Copy out each of the following lines word for word, keeping every character as given.
————
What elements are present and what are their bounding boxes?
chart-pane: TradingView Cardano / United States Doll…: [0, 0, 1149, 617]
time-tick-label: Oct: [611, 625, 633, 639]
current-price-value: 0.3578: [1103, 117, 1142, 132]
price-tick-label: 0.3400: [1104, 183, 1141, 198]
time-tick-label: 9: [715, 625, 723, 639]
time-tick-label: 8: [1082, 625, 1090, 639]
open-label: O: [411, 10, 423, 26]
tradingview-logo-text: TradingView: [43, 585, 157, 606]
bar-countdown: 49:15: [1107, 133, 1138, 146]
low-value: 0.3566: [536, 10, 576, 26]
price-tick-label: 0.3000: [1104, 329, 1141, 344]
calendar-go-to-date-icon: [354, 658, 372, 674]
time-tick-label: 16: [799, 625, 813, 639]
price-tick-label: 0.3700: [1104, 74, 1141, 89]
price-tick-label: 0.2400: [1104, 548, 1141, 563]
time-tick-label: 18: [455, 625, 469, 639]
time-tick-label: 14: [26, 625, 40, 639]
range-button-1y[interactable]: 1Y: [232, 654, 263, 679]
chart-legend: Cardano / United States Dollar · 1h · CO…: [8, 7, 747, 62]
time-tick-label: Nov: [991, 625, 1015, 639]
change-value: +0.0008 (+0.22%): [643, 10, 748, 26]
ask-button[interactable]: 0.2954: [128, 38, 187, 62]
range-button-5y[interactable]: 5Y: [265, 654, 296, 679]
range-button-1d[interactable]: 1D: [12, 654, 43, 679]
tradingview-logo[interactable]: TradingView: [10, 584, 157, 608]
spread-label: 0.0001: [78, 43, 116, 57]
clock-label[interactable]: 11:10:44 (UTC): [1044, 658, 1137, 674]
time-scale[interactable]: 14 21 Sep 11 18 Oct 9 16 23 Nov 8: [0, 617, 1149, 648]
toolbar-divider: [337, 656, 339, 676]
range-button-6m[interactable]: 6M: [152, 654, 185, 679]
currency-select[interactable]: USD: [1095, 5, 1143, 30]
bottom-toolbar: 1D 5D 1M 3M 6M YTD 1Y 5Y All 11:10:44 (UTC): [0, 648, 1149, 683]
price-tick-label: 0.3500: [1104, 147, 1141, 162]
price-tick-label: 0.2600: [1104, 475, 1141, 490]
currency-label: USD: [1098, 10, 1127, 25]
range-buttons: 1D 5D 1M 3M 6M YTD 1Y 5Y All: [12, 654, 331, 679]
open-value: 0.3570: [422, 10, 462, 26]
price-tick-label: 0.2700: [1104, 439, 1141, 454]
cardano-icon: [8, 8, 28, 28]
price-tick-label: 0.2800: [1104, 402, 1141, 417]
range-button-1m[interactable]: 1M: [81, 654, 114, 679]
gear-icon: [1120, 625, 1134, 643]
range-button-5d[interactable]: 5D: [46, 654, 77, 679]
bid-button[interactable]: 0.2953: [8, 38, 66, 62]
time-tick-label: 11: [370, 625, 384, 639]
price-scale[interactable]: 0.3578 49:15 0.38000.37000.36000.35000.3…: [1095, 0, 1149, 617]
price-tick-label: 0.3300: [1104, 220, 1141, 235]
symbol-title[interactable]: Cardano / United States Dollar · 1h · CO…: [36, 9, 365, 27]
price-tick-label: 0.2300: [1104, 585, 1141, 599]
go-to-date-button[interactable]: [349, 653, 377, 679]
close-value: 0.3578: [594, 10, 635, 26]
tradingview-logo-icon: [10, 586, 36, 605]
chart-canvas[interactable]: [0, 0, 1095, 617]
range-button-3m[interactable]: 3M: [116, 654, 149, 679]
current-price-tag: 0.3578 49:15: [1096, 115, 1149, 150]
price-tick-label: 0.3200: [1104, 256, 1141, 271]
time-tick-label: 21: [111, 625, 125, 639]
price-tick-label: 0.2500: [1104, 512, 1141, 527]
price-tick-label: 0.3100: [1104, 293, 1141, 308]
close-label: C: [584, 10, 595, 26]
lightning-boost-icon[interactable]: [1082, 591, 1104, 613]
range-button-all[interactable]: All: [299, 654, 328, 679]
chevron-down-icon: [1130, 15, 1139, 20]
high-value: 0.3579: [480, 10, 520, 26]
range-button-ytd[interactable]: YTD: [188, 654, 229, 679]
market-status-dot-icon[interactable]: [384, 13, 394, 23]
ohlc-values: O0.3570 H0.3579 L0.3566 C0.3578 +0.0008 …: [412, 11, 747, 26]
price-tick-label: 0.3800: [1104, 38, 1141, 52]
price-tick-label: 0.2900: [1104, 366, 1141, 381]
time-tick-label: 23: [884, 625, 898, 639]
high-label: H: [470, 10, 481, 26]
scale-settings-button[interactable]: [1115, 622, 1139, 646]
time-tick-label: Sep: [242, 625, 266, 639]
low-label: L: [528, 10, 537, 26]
————
*Task solution:*
What elements are present and what are their bounding boxes?
chart-pane: TradingView Cardano / United States Doll…: [0, 0, 1149, 617]
time-tick-label: Oct: [611, 625, 633, 639]
current-price-value: 0.3578: [1103, 117, 1142, 132]
price-tick-label: 0.3400: [1104, 183, 1141, 198]
time-tick-label: 9: [715, 625, 723, 639]
time-tick-label: 8: [1082, 625, 1090, 639]
open-label: O: [411, 10, 423, 26]
tradingview-logo-text: TradingView: [43, 585, 157, 606]
bar-countdown: 49:15: [1107, 133, 1138, 146]
low-value: 0.3566: [536, 10, 576, 26]
price-tick-label: 0.3000: [1104, 329, 1141, 344]
calendar-go-to-date-icon: [354, 658, 372, 674]
time-tick-label: 16: [799, 625, 813, 639]
price-tick-label: 0.3700: [1104, 74, 1141, 89]
price-tick-label: 0.2400: [1104, 548, 1141, 563]
time-tick-label: 18: [455, 625, 469, 639]
time-tick-label: 14: [26, 625, 40, 639]
range-button-1y[interactable]: 1Y: [232, 654, 263, 679]
chart-legend: Cardano / United States Dollar · 1h · CO…: [8, 7, 747, 62]
time-tick-label: Nov: [991, 625, 1015, 639]
change-value: +0.0008 (+0.22%): [643, 10, 748, 26]
ask-button[interactable]: 0.2954: [128, 38, 187, 62]
range-button-5y[interactable]: 5Y: [265, 654, 296, 679]
range-button-1d[interactable]: 1D: [12, 654, 43, 679]
tradingview-logo[interactable]: TradingView: [10, 584, 157, 608]
spread-label: 0.0001: [78, 43, 116, 57]
clock-label[interactable]: 11:10:44 (UTC): [1044, 658, 1137, 674]
time-scale[interactable]: 14 21 Sep 11 18 Oct 9 16 23 Nov 8: [0, 617, 1149, 648]
toolbar-divider: [337, 656, 339, 676]
range-button-6m[interactable]: 6M: [152, 654, 185, 679]
currency-select[interactable]: USD: [1095, 5, 1143, 30]
bottom-toolbar: 1D 5D 1M 3M 6M YTD 1Y 5Y All 11:10:44 (UTC): [0, 648, 1149, 683]
price-tick-label: 0.3500: [1104, 147, 1141, 162]
price-tick-label: 0.2600: [1104, 475, 1141, 490]
currency-label: USD: [1098, 10, 1127, 25]
range-buttons: 1D 5D 1M 3M 6M YTD 1Y 5Y All: [12, 654, 331, 679]
open-value: 0.3570: [422, 10, 462, 26]
price-tick-label: 0.2700: [1104, 439, 1141, 454]
cardano-icon: [8, 8, 28, 28]
price-tick-label: 0.2800: [1104, 402, 1141, 417]
range-button-1m[interactable]: 1M: [81, 654, 114, 679]
gear-icon: [1120, 625, 1134, 643]
range-button-5d[interactable]: 5D: [46, 654, 77, 679]
bid-button[interactable]: 0.2953: [8, 38, 66, 62]
time-tick-label: 11: [370, 625, 384, 639]
price-scale[interactable]: 0.3578 49:15 0.38000.37000.36000.35000.3…: [1095, 0, 1149, 617]
price-tick-label: 0.3300: [1104, 220, 1141, 235]
symbol-title[interactable]: Cardano / United States Dollar · 1h · CO…: [36, 9, 365, 27]
price-tick-label: 0.2300: [1104, 585, 1141, 599]
go-to-date-button[interactable]: [349, 653, 377, 679]
close-value: 0.3578: [594, 10, 635, 26]
tradingview-logo-icon: [10, 586, 36, 605]
chart-canvas[interactable]: [0, 0, 1095, 617]
range-button-3m[interactable]: 3M: [116, 654, 149, 679]
current-price-tag: 0.3578 49:15: [1096, 115, 1149, 150]
price-tick-label: 0.3200: [1104, 256, 1141, 271]
time-tick-label: 21: [111, 625, 125, 639]
price-tick-label: 0.2500: [1104, 512, 1141, 527]
price-tick-label: 0.3100: [1104, 293, 1141, 308]
close-label: C: [584, 10, 595, 26]
lightning-boost-icon[interactable]: [1082, 591, 1104, 613]
range-button-all[interactable]: All: [299, 654, 328, 679]
chevron-down-icon: [1130, 15, 1139, 20]
high-value: 0.3579: [480, 10, 520, 26]
range-button-ytd[interactable]: YTD: [188, 654, 229, 679]
market-status-dot-icon[interactable]: [384, 13, 394, 23]
ohlc-values: O0.3570 H0.3579 L0.3566 C0.3578 +0.0008 …: [412, 11, 747, 26]
price-tick-label: 0.3800: [1104, 38, 1141, 52]
price-tick-label: 0.2900: [1104, 366, 1141, 381]
time-tick-label: 23: [884, 625, 898, 639]
high-label: H: [470, 10, 481, 26]
scale-settings-button[interactable]: [1115, 622, 1139, 646]
time-tick-label: Sep: [242, 625, 266, 639]
low-label: L: [528, 10, 537, 26]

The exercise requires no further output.